» **WRITTEN PROBLEM**
Take every line from the material that has the word "TALENTS" in it.

──────── RECORDS PROVIDED ────────

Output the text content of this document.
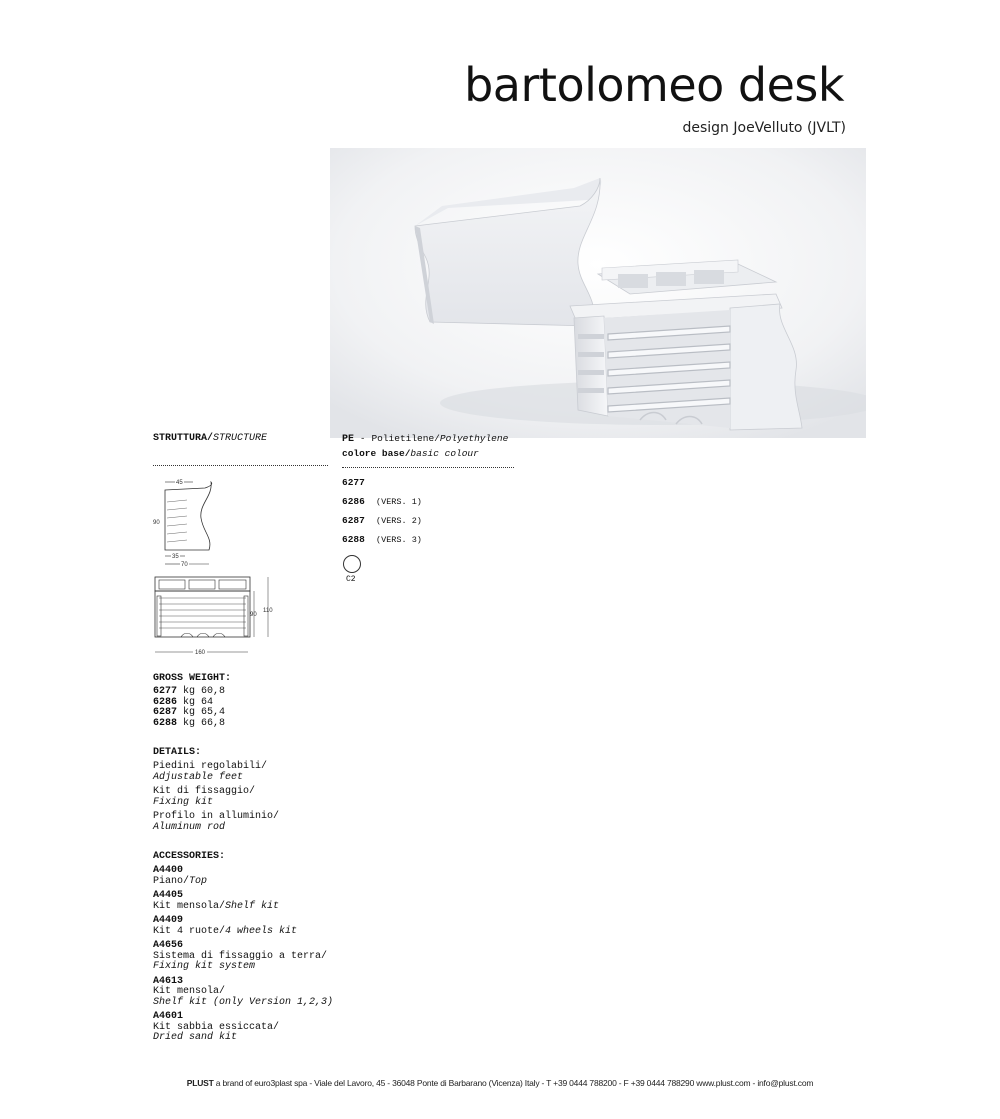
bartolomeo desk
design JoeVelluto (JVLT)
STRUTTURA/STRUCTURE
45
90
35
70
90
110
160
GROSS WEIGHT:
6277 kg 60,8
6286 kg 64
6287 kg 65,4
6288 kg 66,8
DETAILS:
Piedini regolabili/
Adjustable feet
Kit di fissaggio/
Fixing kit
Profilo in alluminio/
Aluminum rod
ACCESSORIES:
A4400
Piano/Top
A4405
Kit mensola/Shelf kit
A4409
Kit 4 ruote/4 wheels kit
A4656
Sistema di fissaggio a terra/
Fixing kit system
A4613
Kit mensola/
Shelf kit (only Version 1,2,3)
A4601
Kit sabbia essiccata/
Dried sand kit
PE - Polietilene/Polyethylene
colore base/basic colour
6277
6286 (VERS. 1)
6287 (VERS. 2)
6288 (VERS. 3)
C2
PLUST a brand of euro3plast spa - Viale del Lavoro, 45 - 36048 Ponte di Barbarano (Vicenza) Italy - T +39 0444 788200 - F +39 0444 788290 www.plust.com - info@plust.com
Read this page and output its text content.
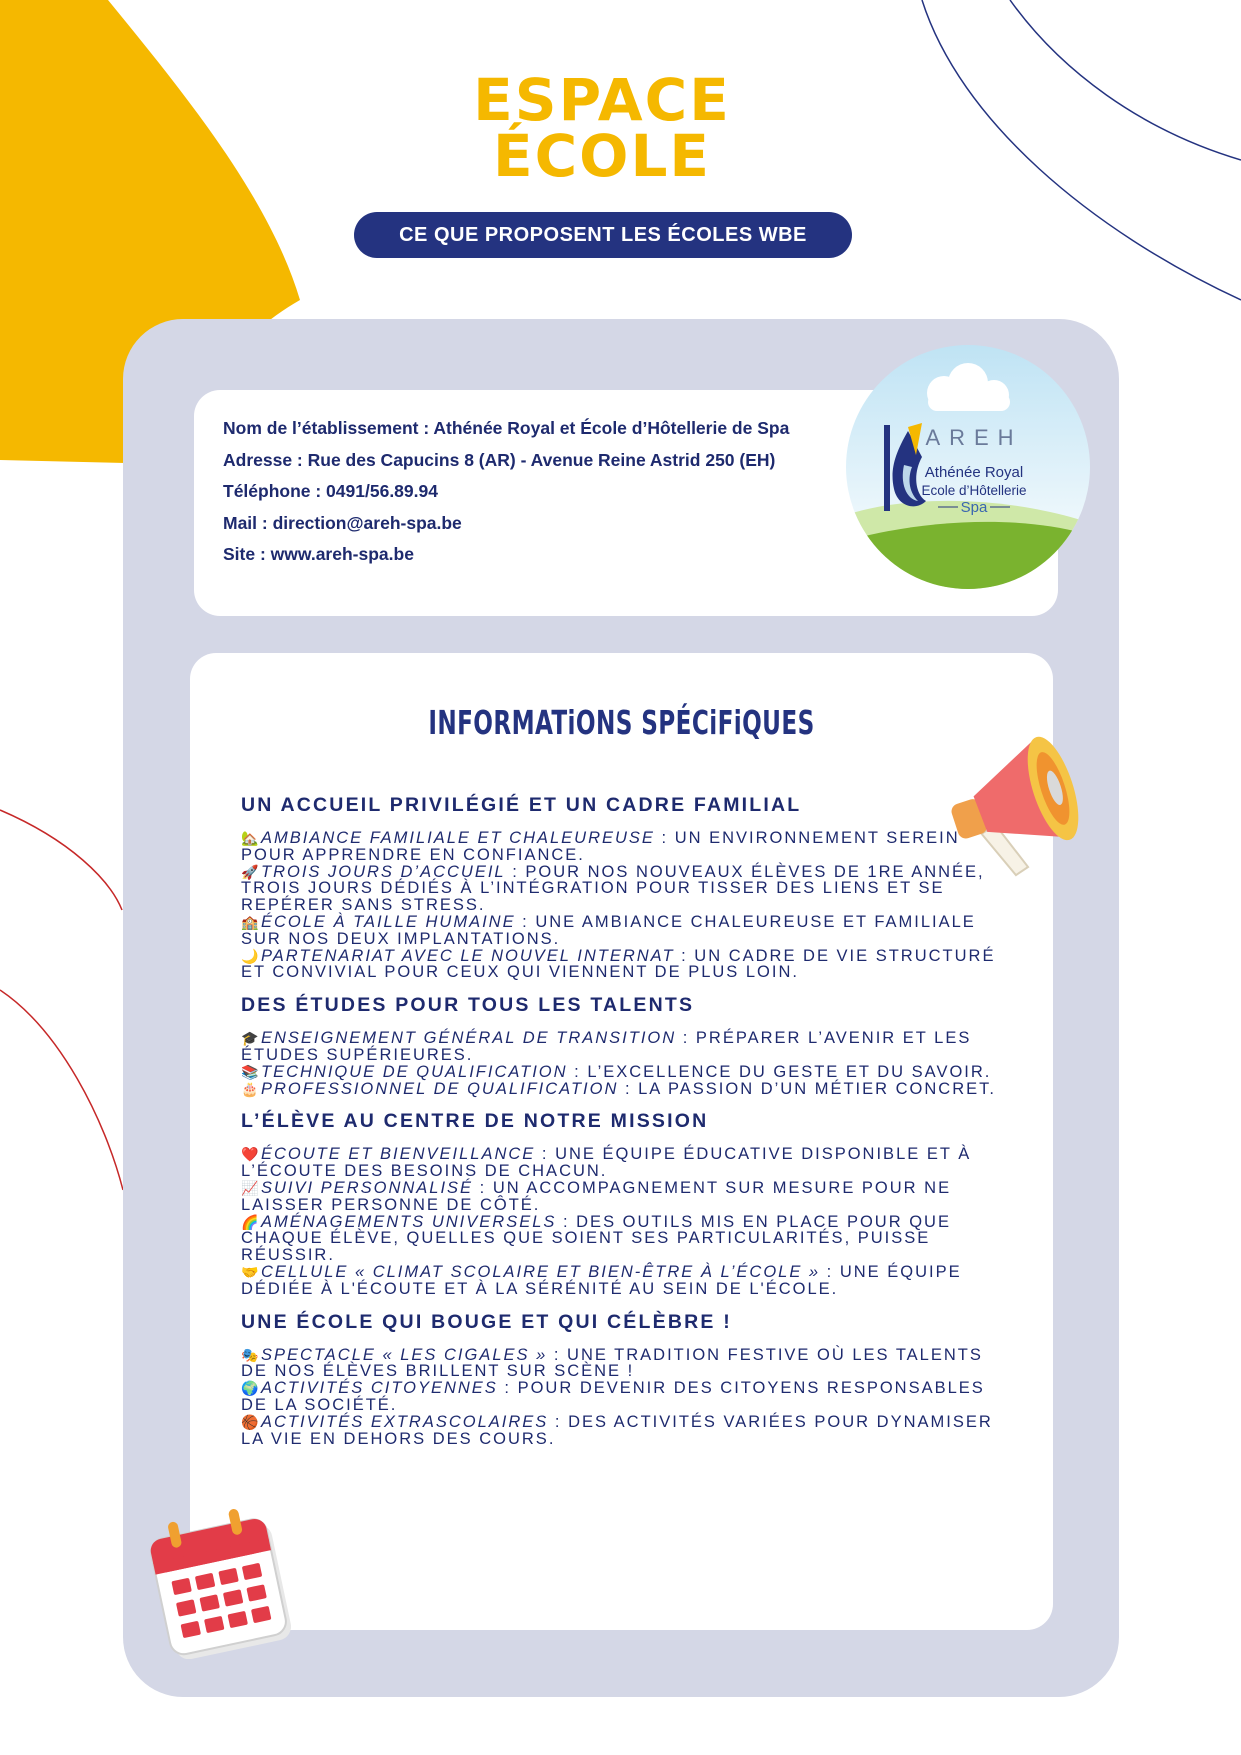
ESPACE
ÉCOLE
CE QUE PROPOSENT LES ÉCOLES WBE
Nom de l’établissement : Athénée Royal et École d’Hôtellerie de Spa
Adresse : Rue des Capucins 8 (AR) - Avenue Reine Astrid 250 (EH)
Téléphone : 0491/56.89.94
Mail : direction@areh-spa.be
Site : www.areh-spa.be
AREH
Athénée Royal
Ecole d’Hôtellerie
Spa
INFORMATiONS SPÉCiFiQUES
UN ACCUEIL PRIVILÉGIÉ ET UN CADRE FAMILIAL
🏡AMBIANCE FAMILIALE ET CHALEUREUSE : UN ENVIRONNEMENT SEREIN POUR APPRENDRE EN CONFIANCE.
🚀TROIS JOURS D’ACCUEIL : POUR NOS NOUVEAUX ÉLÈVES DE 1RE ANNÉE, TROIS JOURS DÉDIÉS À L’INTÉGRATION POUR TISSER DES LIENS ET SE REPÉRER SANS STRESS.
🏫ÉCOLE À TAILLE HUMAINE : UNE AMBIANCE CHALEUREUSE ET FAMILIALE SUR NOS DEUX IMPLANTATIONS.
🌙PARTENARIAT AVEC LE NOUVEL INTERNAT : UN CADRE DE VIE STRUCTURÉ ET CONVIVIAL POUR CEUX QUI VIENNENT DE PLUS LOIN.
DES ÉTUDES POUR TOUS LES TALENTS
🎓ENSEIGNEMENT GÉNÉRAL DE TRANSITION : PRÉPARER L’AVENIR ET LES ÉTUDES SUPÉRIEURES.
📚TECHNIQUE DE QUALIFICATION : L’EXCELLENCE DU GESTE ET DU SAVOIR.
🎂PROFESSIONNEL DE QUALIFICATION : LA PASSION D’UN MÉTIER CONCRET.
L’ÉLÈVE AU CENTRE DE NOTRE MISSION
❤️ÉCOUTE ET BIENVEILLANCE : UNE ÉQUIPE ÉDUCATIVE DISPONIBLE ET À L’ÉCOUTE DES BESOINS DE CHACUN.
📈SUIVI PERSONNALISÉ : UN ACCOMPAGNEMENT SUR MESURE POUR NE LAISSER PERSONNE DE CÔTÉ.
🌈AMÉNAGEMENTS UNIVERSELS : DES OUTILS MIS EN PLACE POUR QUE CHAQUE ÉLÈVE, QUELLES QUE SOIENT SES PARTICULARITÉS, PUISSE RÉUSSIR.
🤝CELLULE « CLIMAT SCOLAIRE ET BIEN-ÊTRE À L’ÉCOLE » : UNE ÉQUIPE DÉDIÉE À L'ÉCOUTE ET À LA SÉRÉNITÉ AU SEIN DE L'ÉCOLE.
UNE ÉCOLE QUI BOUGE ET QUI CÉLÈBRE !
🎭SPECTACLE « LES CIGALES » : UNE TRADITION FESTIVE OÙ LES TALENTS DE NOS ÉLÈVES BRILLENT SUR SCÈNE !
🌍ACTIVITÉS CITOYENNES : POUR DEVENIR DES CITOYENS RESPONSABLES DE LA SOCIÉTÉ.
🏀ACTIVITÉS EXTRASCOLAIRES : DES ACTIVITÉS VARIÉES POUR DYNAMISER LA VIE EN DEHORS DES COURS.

────────

» **TASK SOLUTION**
DES ÉTUDES POUR TOUS LES TALENTS
🎭SPECTACLE « LES CIGALES » : UNE TRADITION FESTIVE OÙ LES TALENTS DE NOS ÉLÈVES BRILLENT SUR SCÈNE !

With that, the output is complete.